### DIRECTIVE
Write out word for word each line from the one containing "Parse this chart: output" through the close of the listing, including both ends. Pictures do not belong in the copy.

[Figure data in JSON]
○ ○ ○ ○ ○
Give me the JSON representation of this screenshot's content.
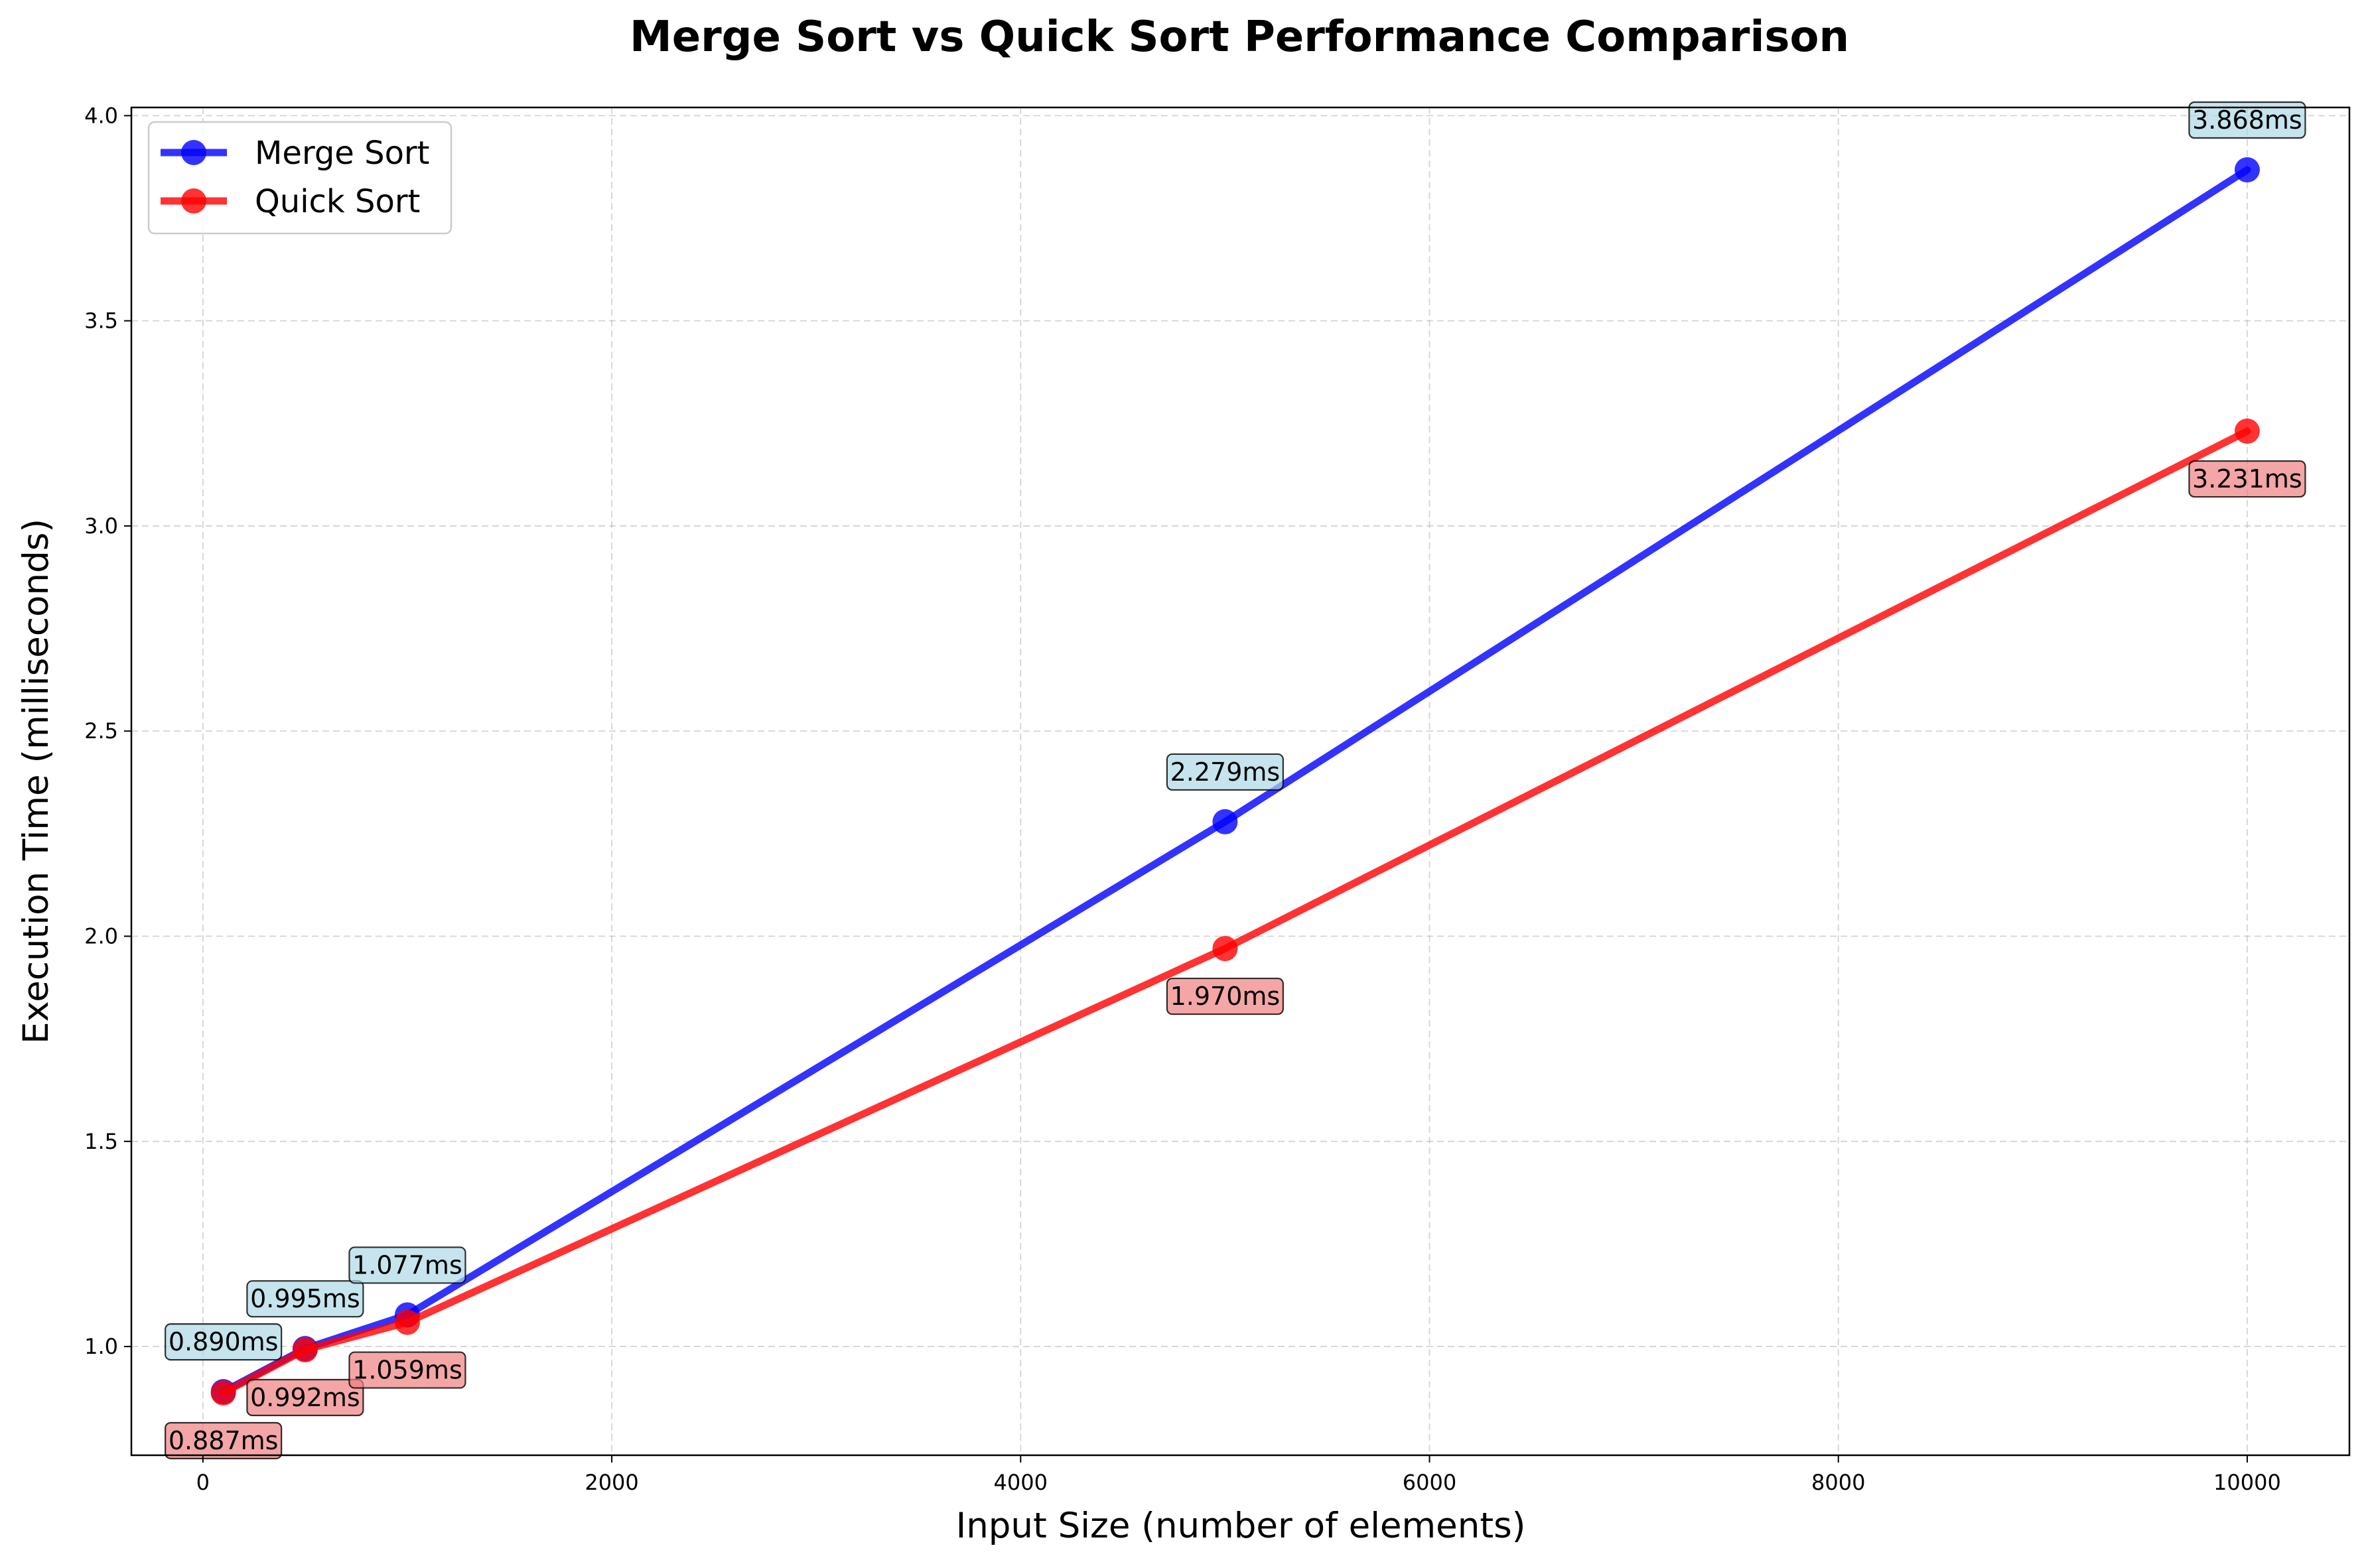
{
  "chart_data": {
    "type": "line",
    "title": "Merge Sort vs Quick Sort Performance Comparison",
    "xlabel": "Input Size (number of elements)",
    "ylabel": "Execution Time (milliseconds)",
    "xlim": [
      -350,
      10500
    ],
    "ylim": [
      0.735,
      4.02
    ],
    "x_ticks": [
      0,
      2000,
      4000,
      6000,
      8000,
      10000
    ],
    "x_tick_labels": [
      "0",
      "2000",
      "4000",
      "6000",
      "8000",
      "10000"
    ],
    "y_ticks": [
      1.0,
      1.5,
      2.0,
      2.5,
      3.0,
      3.5,
      4.0
    ],
    "y_tick_labels": [
      "1.0",
      "1.5",
      "2.0",
      "2.5",
      "3.0",
      "3.5",
      "4.0"
    ],
    "grid": true,
    "legend_position": "top-left",
    "x": [
      100,
      500,
      1000,
      5000,
      10000
    ],
    "series": [
      {
        "name": "Merge Sort",
        "color": "#0000ff",
        "label_bg": "#add8e6",
        "label_position": "above",
        "values": [
          0.89,
          0.995,
          1.077,
          2.279,
          3.868
        ],
        "labels": [
          "0.890ms",
          "0.995ms",
          "1.077ms",
          "2.279ms",
          "3.868ms"
        ]
      },
      {
        "name": "Quick Sort",
        "color": "#ff0000",
        "label_bg": "#f08080",
        "label_position": "below",
        "values": [
          0.887,
          0.992,
          1.059,
          1.97,
          3.231
        ],
        "labels": [
          "0.887ms",
          "0.992ms",
          "1.059ms",
          "1.970ms",
          "3.231ms"
        ]
      }
    ]
  }
}
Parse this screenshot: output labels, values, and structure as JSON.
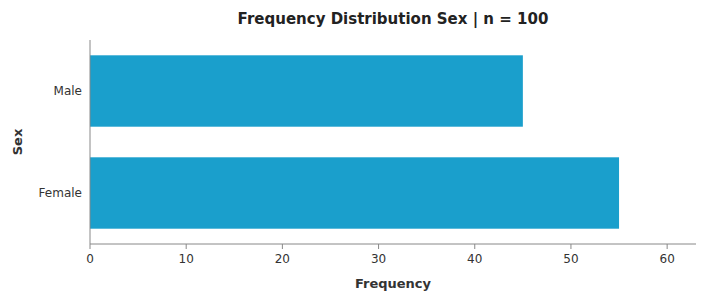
{
  "chart_data": {
    "type": "bar",
    "orientation": "horizontal",
    "title": "Frequency Distribution Sex | n = 100",
    "categories": [
      "Female",
      "Male"
    ],
    "values": [
      55,
      45
    ],
    "color": "#1a9fcc",
    "xlabel": "Frequency",
    "ylabel": "Sex",
    "xlim": [
      0,
      63
    ],
    "xticks": [
      0,
      10,
      20,
      30,
      40,
      50,
      60
    ],
    "grid": false
  }
}
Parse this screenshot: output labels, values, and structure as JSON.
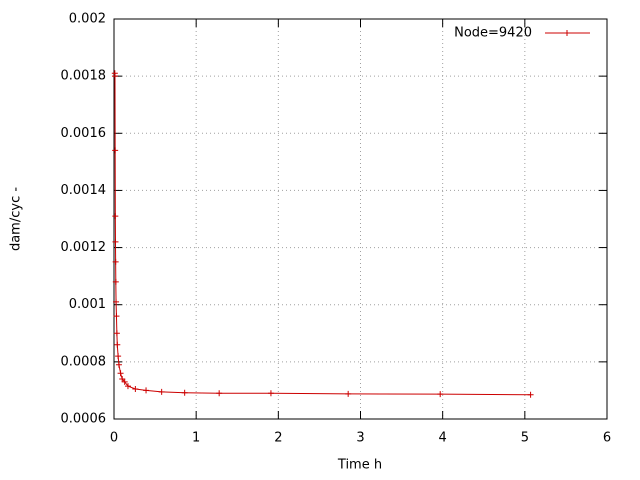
{
  "chart_data": {
    "type": "line",
    "xlabel": "Time h",
    "ylabel": "dam/cyc -",
    "series": [
      {
        "name": "Node=9420",
        "color": "#cc0000",
        "x": [
          0.01,
          0.012,
          0.014,
          0.016,
          0.018,
          0.02,
          0.022,
          0.025,
          0.03,
          0.035,
          0.04,
          0.05,
          0.06,
          0.08,
          0.1,
          0.13,
          0.17,
          0.26,
          0.39,
          0.58,
          0.86,
          1.28,
          1.91,
          2.85,
          3.97,
          5.07
        ],
        "values": [
          0.00181,
          0.0018,
          0.00154,
          0.00131,
          0.00122,
          0.00115,
          0.00108,
          0.00101,
          0.00096,
          0.0009,
          0.00086,
          0.00082,
          0.00079,
          0.00076,
          0.00074,
          0.00073,
          0.000715,
          0.000705,
          0.0007,
          0.000695,
          0.000692,
          0.00069,
          0.00069,
          0.000688,
          0.000687,
          0.000685
        ]
      }
    ],
    "xlim": [
      0,
      6
    ],
    "xticks": [
      0,
      1,
      2,
      3,
      4,
      5,
      6
    ],
    "ylim": [
      0.0006,
      0.002
    ],
    "yticks": [
      0.0006,
      0.0008,
      0.001,
      0.0012,
      0.0014,
      0.0016,
      0.0018,
      0.002
    ],
    "grid": true,
    "legend": "top-right"
  }
}
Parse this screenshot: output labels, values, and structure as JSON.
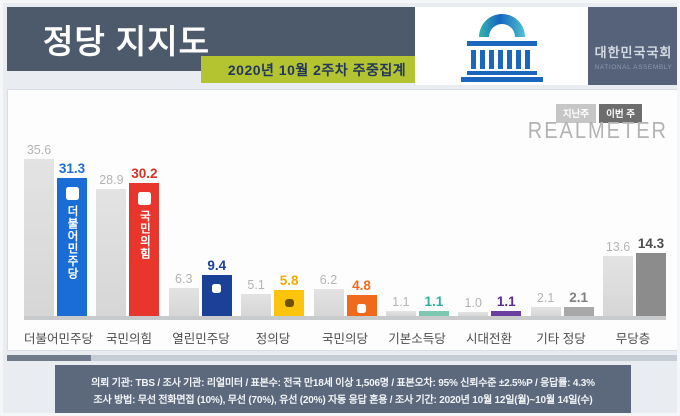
{
  "header": {
    "title": "정당 지지도",
    "ribbon": "2020년 10월 2주차 주중집계",
    "assembly": {
      "kr": "대한민국국회",
      "en": "NATIONAL ASSEMBLY"
    },
    "band_color": "#4d5a6c",
    "ribbon_color": "#b4c330"
  },
  "legend": {
    "prev_label": "지난주",
    "curr_label": "이번 주",
    "brand": "REALMETER"
  },
  "chart_data": {
    "type": "bar",
    "title": "정당 지지도",
    "subtitle": "2020년 10월 2주차 주중집계",
    "unit": "%",
    "grid": false,
    "legend_position": "top-right",
    "ylim": [
      0,
      38
    ],
    "categories": [
      "더불어민주당",
      "국민의힘",
      "열린민주당",
      "정의당",
      "국민의당",
      "기본소득당",
      "시대전환",
      "기타 정당",
      "무당층"
    ],
    "series": [
      {
        "name": "지난주",
        "values": [
          35.6,
          28.9,
          6.3,
          5.1,
          6.2,
          1.1,
          1.0,
          2.1,
          13.6
        ],
        "bar_color": "#dcdcdc",
        "label_color": "#b4b4b4"
      },
      {
        "name": "이번 주",
        "values": [
          31.3,
          30.2,
          9.4,
          5.8,
          4.8,
          1.1,
          1.1,
          2.1,
          14.3
        ]
      }
    ],
    "current_bar_colors": [
      "#1a6dd4",
      "#e8362d",
      "#1b4098",
      "#fdc40d",
      "#f06a1d",
      "#7cc7b0",
      "#6a3d9e",
      "#a8a8a8",
      "#8c8c8c"
    ],
    "current_label_colors": [
      "#1a6dd4",
      "#d93025",
      "#1b4098",
      "#f0ad00",
      "#f06a1d",
      "#2eb09a",
      "#5b2d91",
      "#7f7f7f",
      "#4d4d4d"
    ],
    "in_bar_texts": [
      "더불어민주당",
      "국민의힘",
      "",
      "",
      "",
      "",
      "",
      "",
      ""
    ],
    "logo_styles": [
      "logo-white-lg",
      "logo-white-lg",
      "logo-white-sm",
      "logo-dark-sm",
      "logo-white-sm",
      "",
      "",
      "",
      ""
    ]
  },
  "footer": {
    "line1": "의뢰 기관: TBS / 조사 기관: 리얼미터 / 표본수: 전국 만18세 이상 1,506명 / 표본오차: 95% 신뢰수준 ±2.5%P / 응답률: 4.3%",
    "line2": "조사 방법: 무선 전화면접 (10%), 무선 (70%), 유선 (20%) 자동 응답 혼용 / 조사 기간: 2020년 10월 12일(월)~10월 14일(수)"
  }
}
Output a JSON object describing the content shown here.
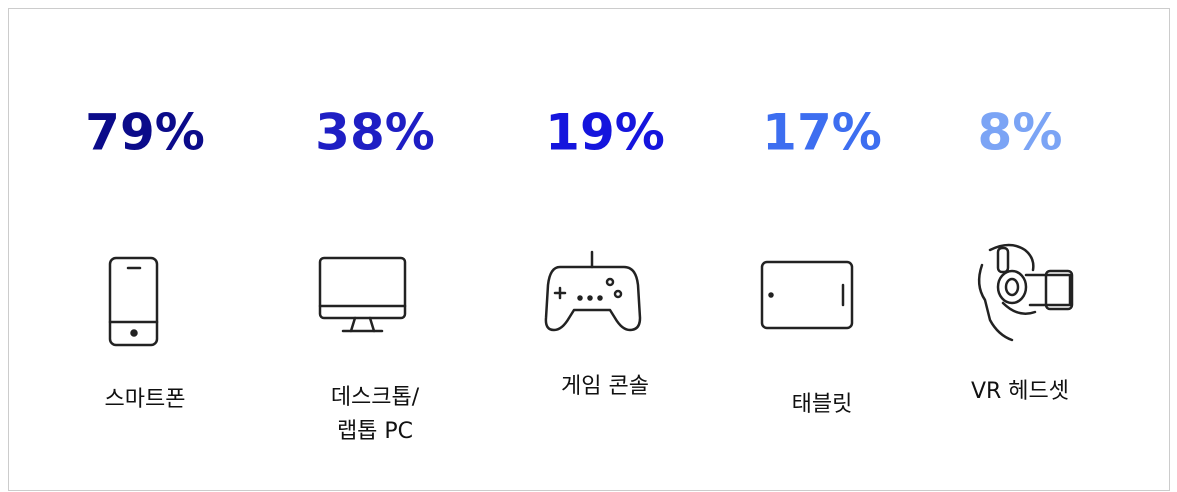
{
  "items": [
    {
      "percent": "79%",
      "color": "#0b0b8a",
      "label": [
        "스마트폰"
      ]
    },
    {
      "percent": "38%",
      "color": "#1e1ec4",
      "label": [
        "데스크톱/",
        "랩톱 PC"
      ]
    },
    {
      "percent": "19%",
      "color": "#1515dd",
      "label": [
        "게임 콘솔"
      ]
    },
    {
      "percent": "17%",
      "color": "#3d6ef0",
      "label": [
        "태블릿"
      ]
    },
    {
      "percent": "8%",
      "color": "#7ba4f5",
      "label": [
        "VR 헤드셋"
      ]
    }
  ]
}
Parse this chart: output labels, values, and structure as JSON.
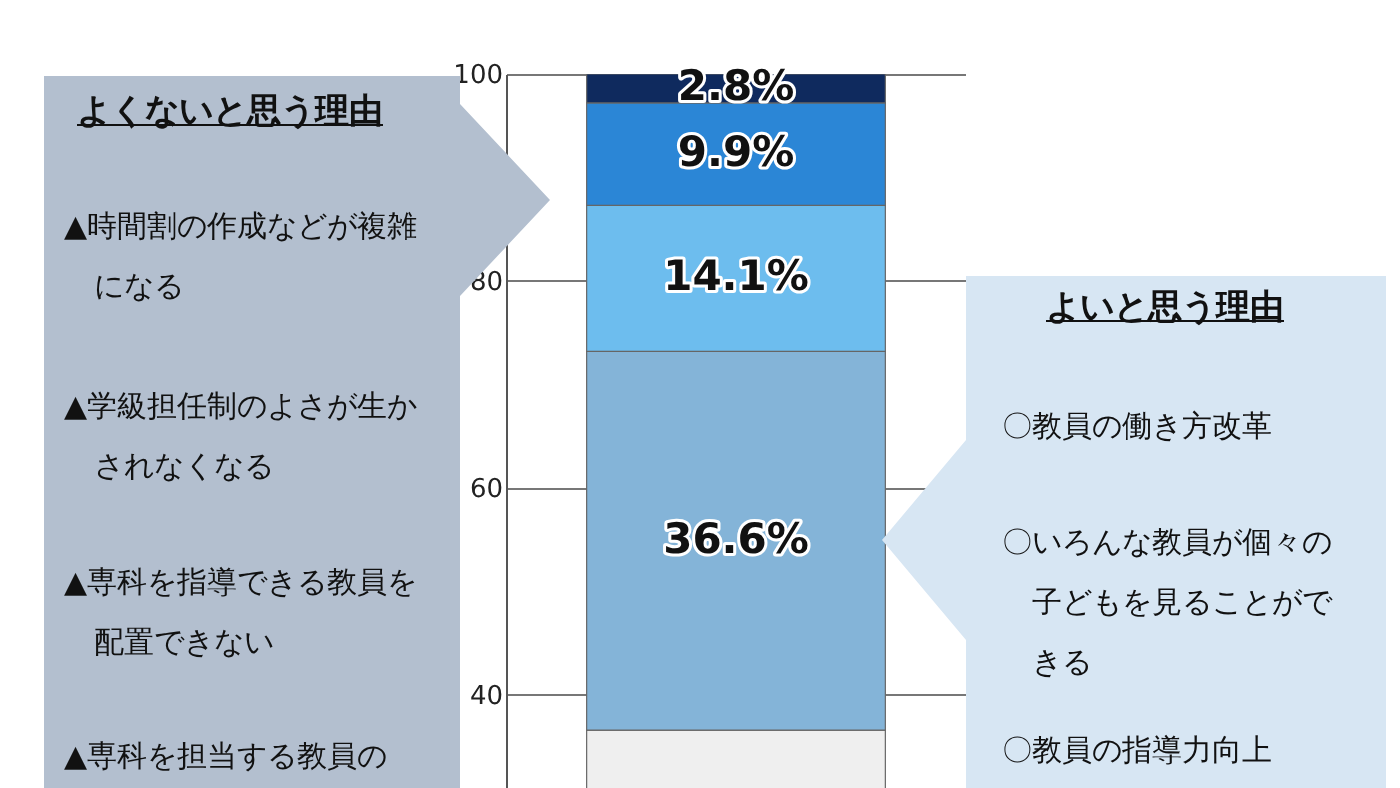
{
  "chart_data": {
    "type": "bar",
    "categories": [
      null
    ],
    "series": [
      {
        "color": "#efefef",
        "values": [
          36.6
        ],
        "base": [
          0
        ],
        "value_labels": [
          null
        ]
      },
      {
        "color": "#84b4d8",
        "values": [
          36.6
        ],
        "base": [
          36.6
        ],
        "value_labels": [
          "36.6%"
        ]
      },
      {
        "color": "#6dbdee",
        "values": [
          14.1
        ],
        "base": [
          73.2
        ],
        "value_labels": [
          "14.1%"
        ]
      },
      {
        "color": "#2b86d6",
        "values": [
          9.9
        ],
        "base": [
          87.3
        ],
        "value_labels": [
          "9.9%"
        ]
      },
      {
        "color": "#0f2a5e",
        "values": [
          2.8
        ],
        "base": [
          97.2
        ],
        "value_labels": [
          "2.8%"
        ]
      }
    ],
    "ylim": [
      31,
      100
    ],
    "yticks": [
      40,
      60,
      80,
      100
    ],
    "grid": "y",
    "annotations": [
      "よくないと思う理由",
      "▲時間割の作成などが複雑になる",
      "▲学級担任制のよさが生かされなくなる",
      "▲専科を指導できる教員を配置できない",
      "▲専科を担当する教員の",
      "よいと思う理由",
      "〇教員の働き方改革",
      "〇いろんな教員が個々の子どもを見ることができる",
      "〇教員の指導力向上"
    ]
  }
}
○ ○ ○ ○ ○
### TASK SOLUTION
Parse this chart: output labels, values, and structure as JSON.
{
  "chart_data": {
    "type": "bar",
    "categories": [
      null
    ],
    "series": [
      {
        "color": "#efefef",
        "values": [
          36.6
        ],
        "base": [
          0
        ],
        "value_labels": [
          null
        ]
      },
      {
        "color": "#84b4d8",
        "values": [
          36.6
        ],
        "base": [
          36.6
        ],
        "value_labels": [
          "36.6%"
        ]
      },
      {
        "color": "#6dbdee",
        "values": [
          14.1
        ],
        "base": [
          73.2
        ],
        "value_labels": [
          "14.1%"
        ]
      },
      {
        "color": "#2b86d6",
        "values": [
          9.9
        ],
        "base": [
          87.3
        ],
        "value_labels": [
          "9.9%"
        ]
      },
      {
        "color": "#0f2a5e",
        "values": [
          2.8
        ],
        "base": [
          97.2
        ],
        "value_labels": [
          "2.8%"
        ]
      }
    ],
    "ylim": [
      31,
      100
    ],
    "yticks": [
      40,
      60,
      80,
      100
    ],
    "grid": "y",
    "annotations": [
      "よくないと思う理由",
      "▲時間割の作成などが複雑になる",
      "▲学級担任制のよさが生かされなくなる",
      "▲専科を指導できる教員を配置できない",
      "▲専科を担当する教員の",
      "よいと思う理由",
      "〇教員の働き方改革",
      "〇いろんな教員が個々の子どもを見ることができる",
      "〇教員の指導力向上"
    ]
  }
}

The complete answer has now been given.